# 任务要求
[1] 根据所给文本，说明对车公庄自杀事件的进一步调查为何很快结束。
[2] 请输出所给文本中从“关于这位轻生女子的资料很快被”到“仍呆在医院的新生儿保温箱里。”的部分，须与原文逐字一致。

# 所给文本

关于这位轻生女子的资料很快被调查出来,她高校毕业不久,有一个1岁多的孩子,刚离异,更要命的是患有严重的“产后抑郁症”。这种原本知名度不高的疾病的最新报道来自美国,2001年6月20日,美国休斯敦36岁的妇女安德列亚·亚特,因难以忍受产后抑郁,亲手溺死了亲生四个女孩和一个男孩。不久,2001年7月19日,芝加哥一位四胞胎母亲又在一次开车兜风后失踪,她同样患有这种令人恐惧的抑郁,当时她的四个小婴儿仍呆在医院的新生儿保温箱里。
对于车公庄自杀事件的进一步调查,很快因死者家属的反对而结束,地铁公安分局与地铁公司均表示此事无可奉告。她的家人对媒体各种报道,最激烈反对的是把她的死亡界定为“自杀”。

# 来源信息
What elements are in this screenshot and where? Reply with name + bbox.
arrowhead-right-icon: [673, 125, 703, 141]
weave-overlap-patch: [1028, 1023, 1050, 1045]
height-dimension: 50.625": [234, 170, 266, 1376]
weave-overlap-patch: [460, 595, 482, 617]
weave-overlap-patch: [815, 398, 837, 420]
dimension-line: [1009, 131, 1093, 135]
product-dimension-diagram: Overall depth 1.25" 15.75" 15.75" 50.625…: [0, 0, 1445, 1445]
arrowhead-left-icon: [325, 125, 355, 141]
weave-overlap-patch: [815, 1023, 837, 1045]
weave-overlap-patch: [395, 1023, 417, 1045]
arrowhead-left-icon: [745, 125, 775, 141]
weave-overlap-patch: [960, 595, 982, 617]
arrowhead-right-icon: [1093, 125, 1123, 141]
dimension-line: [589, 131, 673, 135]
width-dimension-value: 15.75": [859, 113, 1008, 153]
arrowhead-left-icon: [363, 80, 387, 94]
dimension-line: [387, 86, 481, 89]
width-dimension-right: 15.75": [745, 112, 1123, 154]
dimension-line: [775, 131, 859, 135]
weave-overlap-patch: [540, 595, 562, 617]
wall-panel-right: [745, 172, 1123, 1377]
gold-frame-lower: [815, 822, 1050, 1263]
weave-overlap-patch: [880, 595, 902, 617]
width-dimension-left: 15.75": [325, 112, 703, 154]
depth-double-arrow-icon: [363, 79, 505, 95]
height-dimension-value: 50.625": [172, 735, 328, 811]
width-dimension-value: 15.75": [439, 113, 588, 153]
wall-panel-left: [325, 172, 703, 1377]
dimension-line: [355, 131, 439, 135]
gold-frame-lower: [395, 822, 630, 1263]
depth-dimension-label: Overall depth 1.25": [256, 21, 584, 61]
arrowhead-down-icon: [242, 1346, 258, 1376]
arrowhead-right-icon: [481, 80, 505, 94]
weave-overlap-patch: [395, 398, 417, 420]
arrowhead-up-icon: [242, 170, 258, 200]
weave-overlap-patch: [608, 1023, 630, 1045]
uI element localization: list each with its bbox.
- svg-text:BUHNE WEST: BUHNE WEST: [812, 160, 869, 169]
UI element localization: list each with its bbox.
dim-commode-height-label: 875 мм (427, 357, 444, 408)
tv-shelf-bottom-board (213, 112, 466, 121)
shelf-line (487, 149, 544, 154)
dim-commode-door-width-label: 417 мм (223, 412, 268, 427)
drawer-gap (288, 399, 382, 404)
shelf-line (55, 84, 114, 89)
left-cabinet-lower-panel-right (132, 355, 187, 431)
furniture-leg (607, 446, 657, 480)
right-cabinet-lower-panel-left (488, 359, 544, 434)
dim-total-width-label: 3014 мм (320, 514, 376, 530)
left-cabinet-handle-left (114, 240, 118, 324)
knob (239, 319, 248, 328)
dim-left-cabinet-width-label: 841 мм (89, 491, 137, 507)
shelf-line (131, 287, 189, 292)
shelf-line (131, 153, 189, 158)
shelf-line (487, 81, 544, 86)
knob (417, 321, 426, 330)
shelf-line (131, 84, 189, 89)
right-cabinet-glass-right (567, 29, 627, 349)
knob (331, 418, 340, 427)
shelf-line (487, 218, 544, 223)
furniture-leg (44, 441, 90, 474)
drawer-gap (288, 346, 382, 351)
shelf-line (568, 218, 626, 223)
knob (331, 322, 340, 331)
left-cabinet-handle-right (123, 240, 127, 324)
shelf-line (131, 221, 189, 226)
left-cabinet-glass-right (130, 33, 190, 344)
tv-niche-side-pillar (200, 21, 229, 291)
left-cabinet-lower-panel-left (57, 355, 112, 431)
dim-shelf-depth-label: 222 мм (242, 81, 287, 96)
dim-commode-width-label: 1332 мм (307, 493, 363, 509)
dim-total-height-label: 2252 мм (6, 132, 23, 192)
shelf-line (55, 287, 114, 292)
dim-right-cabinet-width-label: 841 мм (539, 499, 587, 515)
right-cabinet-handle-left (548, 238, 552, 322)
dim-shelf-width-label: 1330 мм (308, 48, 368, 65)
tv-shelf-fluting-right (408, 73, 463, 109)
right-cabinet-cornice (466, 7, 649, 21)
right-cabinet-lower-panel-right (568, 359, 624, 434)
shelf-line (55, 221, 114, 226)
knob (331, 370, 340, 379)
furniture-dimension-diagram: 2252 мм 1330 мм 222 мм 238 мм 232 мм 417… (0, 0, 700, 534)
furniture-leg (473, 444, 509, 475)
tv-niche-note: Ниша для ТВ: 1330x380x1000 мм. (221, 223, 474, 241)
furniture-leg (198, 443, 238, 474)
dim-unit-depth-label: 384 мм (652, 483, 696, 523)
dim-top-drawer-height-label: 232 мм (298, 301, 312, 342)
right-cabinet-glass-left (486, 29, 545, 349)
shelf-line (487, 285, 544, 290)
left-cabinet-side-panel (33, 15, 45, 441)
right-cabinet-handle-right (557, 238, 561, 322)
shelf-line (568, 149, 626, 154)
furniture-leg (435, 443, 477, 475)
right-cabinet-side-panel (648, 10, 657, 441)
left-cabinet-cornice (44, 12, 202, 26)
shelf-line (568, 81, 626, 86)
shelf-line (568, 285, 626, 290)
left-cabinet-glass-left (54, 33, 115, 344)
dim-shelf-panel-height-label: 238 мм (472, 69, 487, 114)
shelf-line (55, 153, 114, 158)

# 参考答案
[1] 对车公庄自杀事件的进一步调查很快结束，是因为死者家属表示反对。

[2]
关于这位轻生女子的资料很快被调查出来,她高校毕业不久,有一个1岁多的孩子,刚离异,更要命的是患有严重的“产后抑郁症”。这种原本知名度不高的疾病的最新报道来自美国,2001年6月20日,美国休斯敦36岁的妇女安德列亚·亚特,因难以忍受产后抑郁,亲手溺死了亲生四个女孩和一个男孩。不久,2001年7月19日,芝加哥一位四胞胎母亲又在一次开车兜风后失踪,她同样患有这种令人恐惧的抑郁,当时她的四个小婴儿仍呆在医院的新生儿保温箱里。